• [Short exercise]:
Reproduce the entries in full, with no changes.

• [Information provided]:
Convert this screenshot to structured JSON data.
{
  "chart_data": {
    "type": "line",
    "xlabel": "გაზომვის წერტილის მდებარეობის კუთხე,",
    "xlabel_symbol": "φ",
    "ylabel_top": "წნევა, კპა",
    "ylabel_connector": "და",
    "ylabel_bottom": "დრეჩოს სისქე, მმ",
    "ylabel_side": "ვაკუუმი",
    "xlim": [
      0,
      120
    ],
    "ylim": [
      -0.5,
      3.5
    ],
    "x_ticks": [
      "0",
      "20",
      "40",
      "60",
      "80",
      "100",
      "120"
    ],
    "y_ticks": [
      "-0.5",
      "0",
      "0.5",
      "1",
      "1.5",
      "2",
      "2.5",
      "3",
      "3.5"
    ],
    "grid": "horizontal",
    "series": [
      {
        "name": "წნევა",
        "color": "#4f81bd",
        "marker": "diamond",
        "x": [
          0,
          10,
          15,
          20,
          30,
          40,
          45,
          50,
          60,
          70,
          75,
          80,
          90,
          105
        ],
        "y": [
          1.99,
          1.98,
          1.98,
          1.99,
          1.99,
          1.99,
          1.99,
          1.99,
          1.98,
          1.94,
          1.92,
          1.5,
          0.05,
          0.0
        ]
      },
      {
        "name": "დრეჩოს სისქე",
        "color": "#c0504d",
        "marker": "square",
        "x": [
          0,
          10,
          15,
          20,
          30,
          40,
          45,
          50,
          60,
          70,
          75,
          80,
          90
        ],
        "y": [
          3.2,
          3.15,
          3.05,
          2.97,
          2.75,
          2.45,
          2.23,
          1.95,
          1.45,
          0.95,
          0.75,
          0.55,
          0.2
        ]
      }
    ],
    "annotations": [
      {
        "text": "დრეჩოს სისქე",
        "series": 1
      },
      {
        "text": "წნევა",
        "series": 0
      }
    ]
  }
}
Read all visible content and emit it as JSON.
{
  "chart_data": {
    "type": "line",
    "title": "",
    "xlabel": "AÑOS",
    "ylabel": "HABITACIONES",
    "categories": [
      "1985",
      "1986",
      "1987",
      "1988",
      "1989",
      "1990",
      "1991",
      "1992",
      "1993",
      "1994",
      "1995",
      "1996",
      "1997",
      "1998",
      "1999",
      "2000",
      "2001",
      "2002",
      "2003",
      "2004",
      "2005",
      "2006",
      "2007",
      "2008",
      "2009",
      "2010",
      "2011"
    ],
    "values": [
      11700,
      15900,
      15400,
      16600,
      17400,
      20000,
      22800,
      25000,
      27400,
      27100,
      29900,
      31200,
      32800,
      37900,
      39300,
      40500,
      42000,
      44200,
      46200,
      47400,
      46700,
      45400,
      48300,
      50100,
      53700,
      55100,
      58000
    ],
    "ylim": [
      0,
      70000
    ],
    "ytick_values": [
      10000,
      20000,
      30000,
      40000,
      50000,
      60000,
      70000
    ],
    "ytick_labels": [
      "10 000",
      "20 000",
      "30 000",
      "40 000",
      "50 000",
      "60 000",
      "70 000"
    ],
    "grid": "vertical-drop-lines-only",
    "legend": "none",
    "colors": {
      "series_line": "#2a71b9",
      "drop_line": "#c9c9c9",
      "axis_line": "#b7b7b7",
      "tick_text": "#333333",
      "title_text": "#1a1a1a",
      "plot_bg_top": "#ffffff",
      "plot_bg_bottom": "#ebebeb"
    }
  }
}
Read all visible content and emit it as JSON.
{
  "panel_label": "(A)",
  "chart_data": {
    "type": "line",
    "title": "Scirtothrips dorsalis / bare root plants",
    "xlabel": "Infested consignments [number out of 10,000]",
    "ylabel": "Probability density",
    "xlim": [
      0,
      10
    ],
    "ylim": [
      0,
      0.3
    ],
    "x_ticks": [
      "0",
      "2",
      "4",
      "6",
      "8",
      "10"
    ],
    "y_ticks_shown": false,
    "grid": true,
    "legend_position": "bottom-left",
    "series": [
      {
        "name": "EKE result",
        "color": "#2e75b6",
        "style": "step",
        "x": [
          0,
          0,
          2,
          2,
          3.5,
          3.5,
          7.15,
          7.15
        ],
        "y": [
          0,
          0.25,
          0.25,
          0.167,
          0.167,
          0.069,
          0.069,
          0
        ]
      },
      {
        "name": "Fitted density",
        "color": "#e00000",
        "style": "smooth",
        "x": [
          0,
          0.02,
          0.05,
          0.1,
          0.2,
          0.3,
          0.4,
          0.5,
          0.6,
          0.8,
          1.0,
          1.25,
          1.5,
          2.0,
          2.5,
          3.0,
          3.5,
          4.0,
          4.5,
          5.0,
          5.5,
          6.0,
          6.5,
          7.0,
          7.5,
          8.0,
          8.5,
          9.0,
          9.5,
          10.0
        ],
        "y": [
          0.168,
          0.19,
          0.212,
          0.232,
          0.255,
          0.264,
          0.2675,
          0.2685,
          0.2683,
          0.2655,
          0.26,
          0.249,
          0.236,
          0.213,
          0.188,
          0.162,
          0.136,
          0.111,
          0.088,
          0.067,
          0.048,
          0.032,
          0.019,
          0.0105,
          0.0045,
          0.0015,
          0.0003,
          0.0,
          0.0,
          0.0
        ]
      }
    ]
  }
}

• [Solution for this problem]:
Convert this screenshot to structured JSON data.
{
  "chart_data": {
    "type": "line",
    "xlabel": "გაზომვის წერტილის მდებარეობის კუთხე,",
    "xlabel_symbol": "φ",
    "ylabel_top": "წნევა, კპა",
    "ylabel_connector": "და",
    "ylabel_bottom": "დრეჩოს სისქე, მმ",
    "ylabel_side": "ვაკუუმი",
    "xlim": [
      0,
      120
    ],
    "ylim": [
      -0.5,
      3.5
    ],
    "x_ticks": [
      "0",
      "20",
      "40",
      "60",
      "80",
      "100",
      "120"
    ],
    "y_ticks": [
      "-0.5",
      "0",
      "0.5",
      "1",
      "1.5",
      "2",
      "2.5",
      "3",
      "3.5"
    ],
    "grid": "horizontal",
    "series": [
      {
        "name": "წნევა",
        "color": "#4f81bd",
        "marker": "diamond",
        "x": [
          0,
          10,
          15,
          20,
          30,
          40,
          45,
          50,
          60,
          70,
          75,
          80,
          90,
          105
        ],
        "y": [
          1.99,
          1.98,
          1.98,
          1.99,
          1.99,
          1.99,
          1.99,
          1.99,
          1.98,
          1.94,
          1.92,
          1.5,
          0.05,
          0.0
        ]
      },
      {
        "name": "დრეჩოს სისქე",
        "color": "#c0504d",
        "marker": "square",
        "x": [
          0,
          10,
          15,
          20,
          30,
          40,
          45,
          50,
          60,
          70,
          75,
          80,
          90
        ],
        "y": [
          3.2,
          3.15,
          3.05,
          2.97,
          2.75,
          2.45,
          2.23,
          1.95,
          1.45,
          0.95,
          0.75,
          0.55,
          0.2
        ]
      }
    ],
    "annotations": [
      {
        "text": "დრეჩოს სისქე",
        "series": 1
      },
      {
        "text": "წნევა",
        "series": 0
      }
    ]
  }
}
Read all visible content and emit it as JSON.
{
  "chart_data": {
    "type": "line",
    "title": "",
    "xlabel": "AÑOS",
    "ylabel": "HABITACIONES",
    "categories": [
      "1985",
      "1986",
      "1987",
      "1988",
      "1989",
      "1990",
      "1991",
      "1992",
      "1993",
      "1994",
      "1995",
      "1996",
      "1997",
      "1998",
      "1999",
      "2000",
      "2001",
      "2002",
      "2003",
      "2004",
      "2005",
      "2006",
      "2007",
      "2008",
      "2009",
      "2010",
      "2011"
    ],
    "values": [
      11700,
      15900,
      15400,
      16600,
      17400,
      20000,
      22800,
      25000,
      27400,
      27100,
      29900,
      31200,
      32800,
      37900,
      39300,
      40500,
      42000,
      44200,
      46200,
      47400,
      46700,
      45400,
      48300,
      50100,
      53700,
      55100,
      58000
    ],
    "ylim": [
      0,
      70000
    ],
    "ytick_values": [
      10000,
      20000,
      30000,
      40000,
      50000,
      60000,
      70000
    ],
    "ytick_labels": [
      "10 000",
      "20 000",
      "30 000",
      "40 000",
      "50 000",
      "60 000",
      "70 000"
    ],
    "grid": "vertical-drop-lines-only",
    "legend": "none",
    "colors": {
      "series_line": "#2a71b9",
      "drop_line": "#c9c9c9",
      "axis_line": "#b7b7b7",
      "tick_text": "#333333",
      "title_text": "#1a1a1a",
      "plot_bg_top": "#ffffff",
      "plot_bg_bottom": "#ebebeb"
    }
  }
}
Read all visible content and emit it as JSON.
{
  "panel_label": "(A)",
  "chart_data": {
    "type": "line",
    "title": "Scirtothrips dorsalis / bare root plants",
    "xlabel": "Infested consignments [number out of 10,000]",
    "ylabel": "Probability density",
    "xlim": [
      0,
      10
    ],
    "ylim": [
      0,
      0.3
    ],
    "x_ticks": [
      "0",
      "2",
      "4",
      "6",
      "8",
      "10"
    ],
    "y_ticks_shown": false,
    "grid": true,
    "legend_position": "bottom-left",
    "series": [
      {
        "name": "EKE result",
        "color": "#2e75b6",
        "style": "step",
        "x": [
          0,
          0,
          2,
          2,
          3.5,
          3.5,
          7.15,
          7.15
        ],
        "y": [
          0,
          0.25,
          0.25,
          0.167,
          0.167,
          0.069,
          0.069,
          0
        ]
      },
      {
        "name": "Fitted density",
        "color": "#e00000",
        "style": "smooth",
        "x": [
          0,
          0.02,
          0.05,
          0.1,
          0.2,
          0.3,
          0.4,
          0.5,
          0.6,
          0.8,
          1.0,
          1.25,
          1.5,
          2.0,
          2.5,
          3.0,
          3.5,
          4.0,
          4.5,
          5.0,
          5.5,
          6.0,
          6.5,
          7.0,
          7.5,
          8.0,
          8.5,
          9.0,
          9.5,
          10.0
        ],
        "y": [
          0.168,
          0.19,
          0.212,
          0.232,
          0.255,
          0.264,
          0.2675,
          0.2685,
          0.2683,
          0.2655,
          0.26,
          0.249,
          0.236,
          0.213,
          0.188,
          0.162,
          0.136,
          0.111,
          0.088,
          0.067,
          0.048,
          0.032,
          0.019,
          0.0105,
          0.0045,
          0.0015,
          0.0003,
          0.0,
          0.0,
          0.0
        ]
      }
    ]
  }
}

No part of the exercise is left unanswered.